_Things to do_:
a – Decide whether each statement below agrees with the passage on the fall of Norfolk and Surrey. Answer yes or no for each, quoting the deciding words of the passage exactly. (i) The bill of attainder against Norfolk and Surrey was introduced in the House of Commons. (ii) Van der Delft reported that nothing was done at Court without the intervention of Seymour and Dudley. (iii) King Francis I accepted the news of the Howards' fall without doubt.
b – From the passage on the fall of Norfolk and Surrey, retype the part between "On 18 January" and "of Howard land.", inclusive.
c – Extend the passage on the fall of Norfolk and Surrey, picking up from where it stops.
-- Text extract start --
On 18 January 1547 a bill of attainder against Norfolk and Surrey was introduced in the House of Lords. It adjudged them ‘high traitors’ and forfeit of all lands, chattels, titles and offices.
46
But long before it was passed, before Surrey’s trial even, the vultures had begun to circle. From Boulogne, Lord Grey of Wilton petitioned the King for one of Norfolk or Surrey’s offices, while the Earl of Rutland, whose wedding Surrey had attended, busied himself with enquiries into potential
acquisitions of Howard land.
47
In Reformed Strasbourg, where the rumour was that the Howards had sought to restore papal authority in England, it was hoped that the ‘agreeable’ news of their fall would be a fillip for the cause of reform: ‘God grant,’ Richard Hilles wrote, ‘that all these things may be subservient to the glory of His name and the propagation of evangelical doctrine, as many of our friends think it will be!’
48

The response was more measured among the Imperialists. When, in mid-December 1546, the Emperor’s man in London, Francis Van der Delft, was fed the official line about a Howard
coup d’état
, he repeated the details in his dispatch but was careful to add the qualifier ‘though I know not with what truth’. In another report, written ten days later, Van der Delft readily admitted that Surrey had invited the suspicion of all his countrymen, but refused to believe that his arrest had come about organically. After reporting the ascendancy of Seymour and Dudley – ‘nothing is now done at Court without their intervention’ – he concluded that ‘the misfortunes that have befallen the house of Norfolk may well have come from the same quarter.’
49

King Francis I of France was also sceptical when told the news by the English ambassador at his Court, Nicholas Wotton. ‘
If
the Duke of Norfolk and his son, the Earl of Surrey, have gone about or have enterprised those things that [Wotton] had declared to him,’ Francis replied, then ‘they worthily deserved punishment for it’. He was, he carefully added, ‘well assured that no private affection or passion’ would cause so ‘wise, just and virtuous’ a king as Henry VIII to proceed against the Howards ‘otherwise than right and justice requireth’. Was the matter, Francis had then asked, ‘already sufficiently proved?’ Told the lie that Surrey had confessed, ‘and yet . . . the matter was in examination still’, the Gallic brow had raised and ‘he wondered much’.
-- Text extract end --
-- Available data start --
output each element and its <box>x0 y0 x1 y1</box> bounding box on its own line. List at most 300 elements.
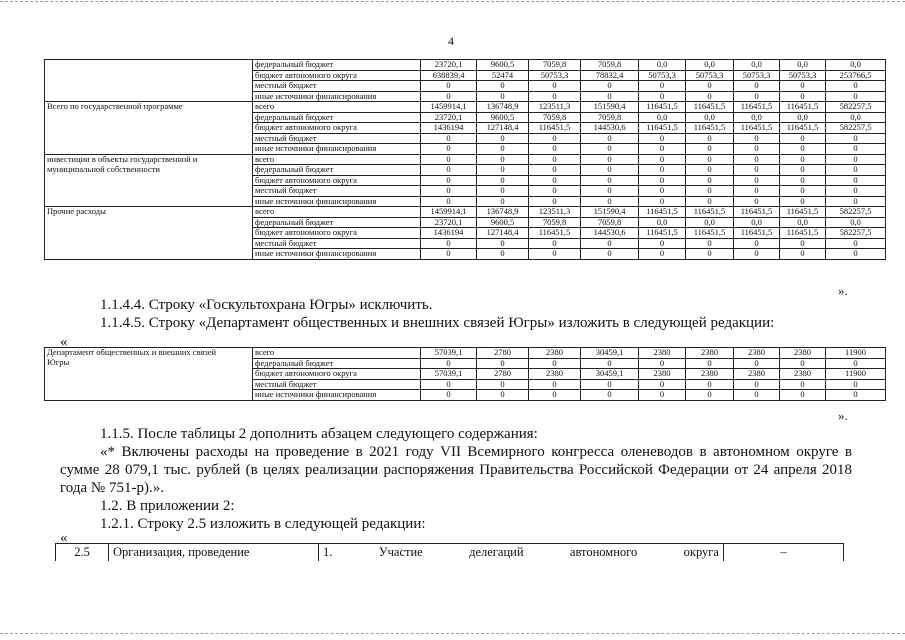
-- Available data end --
_Answers in order_:
a –
(i) No: "introduced in the House of Lords"
(ii) Yes: "nothing is now done at Court without their intervention"
(iii) No: "King Francis I of France was also sceptical"

b –
On 18 January 1547 a bill of attainder against Norfolk and Surrey was introduced in the House of Lords. It adjudged them ‘high traitors’ and forfeit of all lands, chattels, titles and offices.
46
But long before it was passed, before Surrey’s trial even, the vultures had begun to circle. From Boulogne, Lord Grey of Wilton petitioned the King for one of Norfolk or Surrey’s offices, while the Earl of Rutland, whose wedding Surrey had attended, busied himself with enquiries into potential
acquisitions of Howard land.

c –
50

Wotton may have found it so hard to convince Francis I of the Howards’ ‘most execrable and most abominable’ crimes because he doubted the veracity of the charges himself. The following March he gave a more honest appraisal to Jean St Mauris, his Imperial counterpart in Paris. If Surrey had been permitted to survive Henry VIII, Wotton told St Mauris, ‘he would have given the government trouble’. According to St Mauris, Wotton ‘greatly censured’ Surrey for his ‘insolence’ and ‘hinted that he had been put out of the way because it had been feared he might stir up some commotion’.
51
This, surely, was the real reason for Surrey’s fall: not envy or hate or because he was somehow
too virtuous for his age, nor because of any popish plot or conspiracy to seize the reins of government. He was ‘put out of the way’ because of his ‘insolence’, his regal pretensions, his volatility and his intolerance of the ‘new men’. He was simply, Wriothesley told the juror Heydon, ‘an unmeet man to live in a commonwealth’.

On Wednesday, 19 January 1547 the Lieutenant and Constable of the Tower led the Earl of Surrey out of his cell for the last time. Mercifully, Henry VIII had commuted the dreadful sentence pronounced at Surrey’s trial to death by the axe. At the drawbridge, the prisoner was transferred to the custody of two London sheriffs. They marched him up to Tower Hill and made him climb the steep wooden steps of the scaffold. The executioner begged for forgiveness. A priest administered the last rites. Surrey’s gown and doublet were removed. He was given the option of wearing a blindfold – an offer that he, like his son after him, probably declined.
52
Then Surrey lay down, stretched out his arms and placed his neck upon the block. The axe rose and fell.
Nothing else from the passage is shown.